:: Directive ::
Pick out all lines of the entries that include the word "validated" and copy them.

[Saved data entries]
______

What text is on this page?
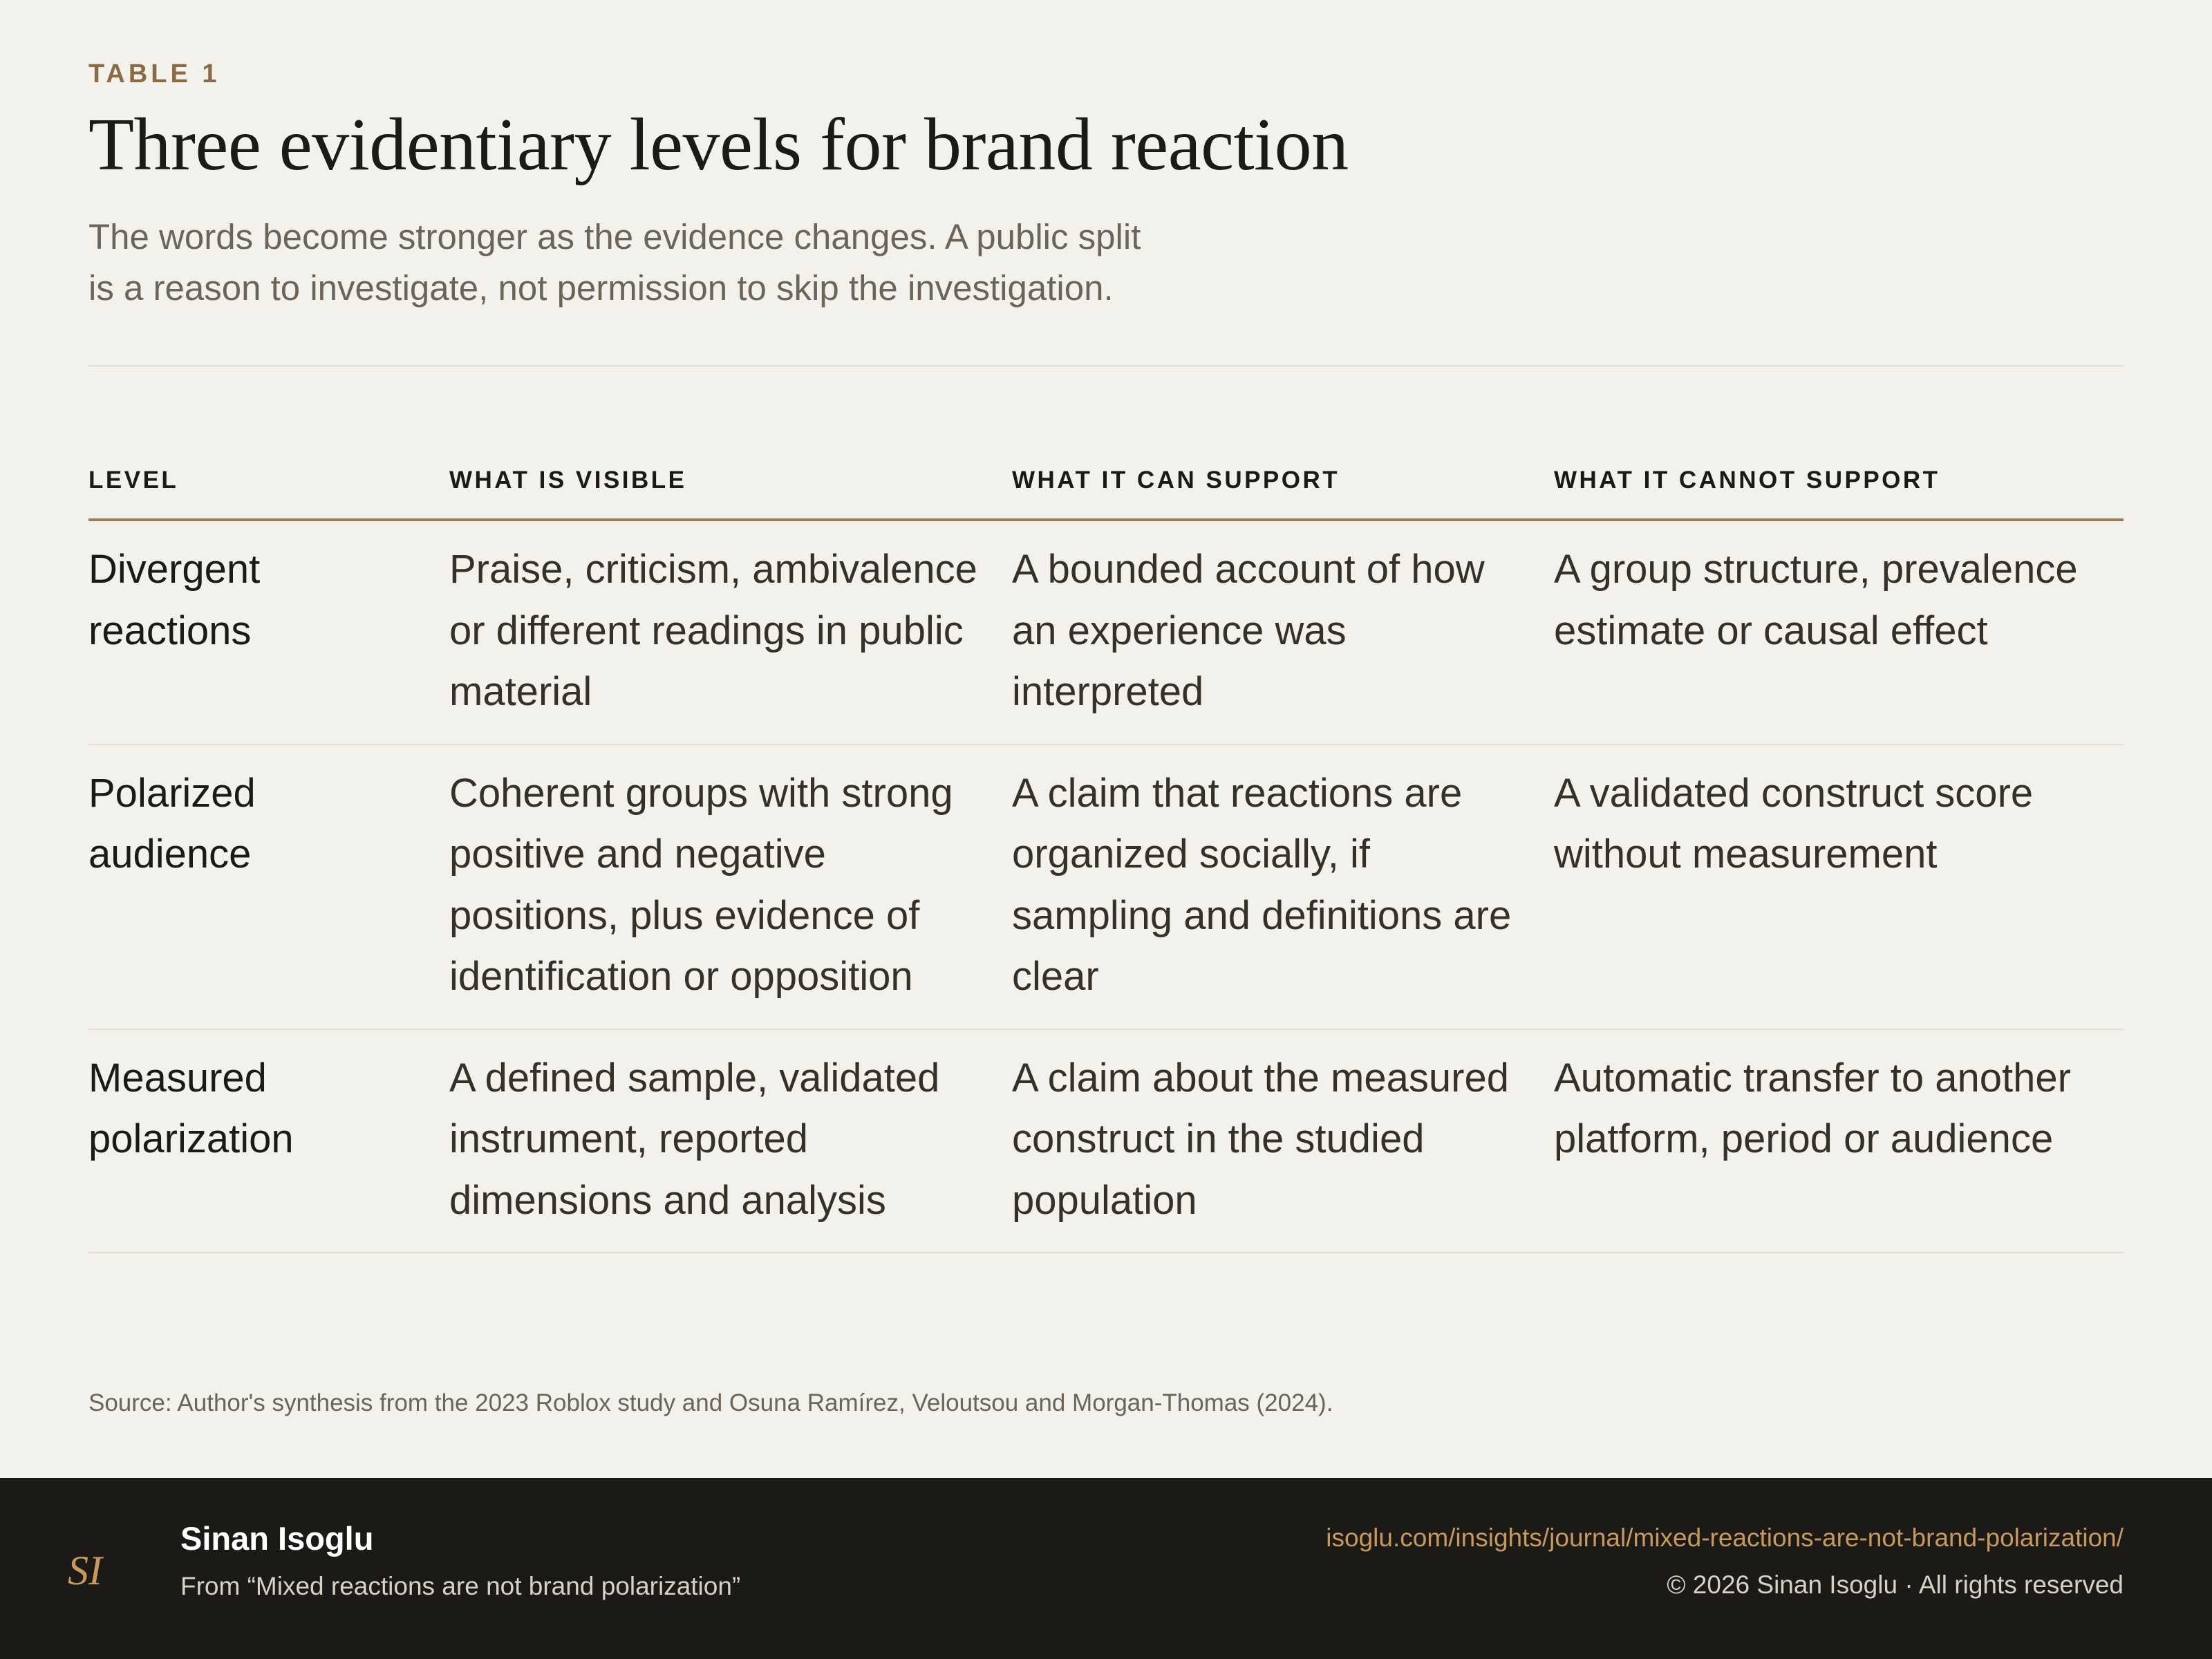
TABLE 1
Three evidentiary levels for brand reaction

The words become stronger as the evidence changes. A public split is a reason to investigate, not permission to skip the investigation.

LEVEL	WHAT IS VISIBLE	WHAT IT CAN SUPPORT	WHAT IT CANNOT SUPPORT
Divergent reactions	Praise, criticism, ambivalence or different readings in public material	A bounded account of how an experience was interpreted	A group structure, prevalence estimate or causal effect
Polarized audience	Coherent groups with strong positive and negative positions, plus evidence of identification or opposition	A claim that reactions are organized socially, if sampling and definitions are clear	A validated construct score without measurement
Measured polarization	A defined sample, validated instrument, reported dimensions and analysis	A claim about the measured construct in the studied population	Automatic transfer to another platform, period or audience
Source: Author's synthesis from the 2023 Roblox study and Osuna Ramírez, Veloutsou and Morgan-Thomas (2024).
SI
Sinan Isoglu
From “Mixed reactions are not brand polarization”
isoglu.com/insights/journal/mixed-reactions-are-not-brand-polarization/
© 2026 Sinan Isoglu · All rights reserved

______

:: Expected answer ::
Polarized audience	Coherent groups with strong positive and negative positions, plus evidence of identification or opposition	A claim that reactions are organized socially, if sampling and definitions are clear	A validated construct score without measurement
Measured polarization	A defined sample, validated instrument, reported dimensions and analysis	A claim about the measured construct in the studied population	Automatic transfer to another platform, period or audience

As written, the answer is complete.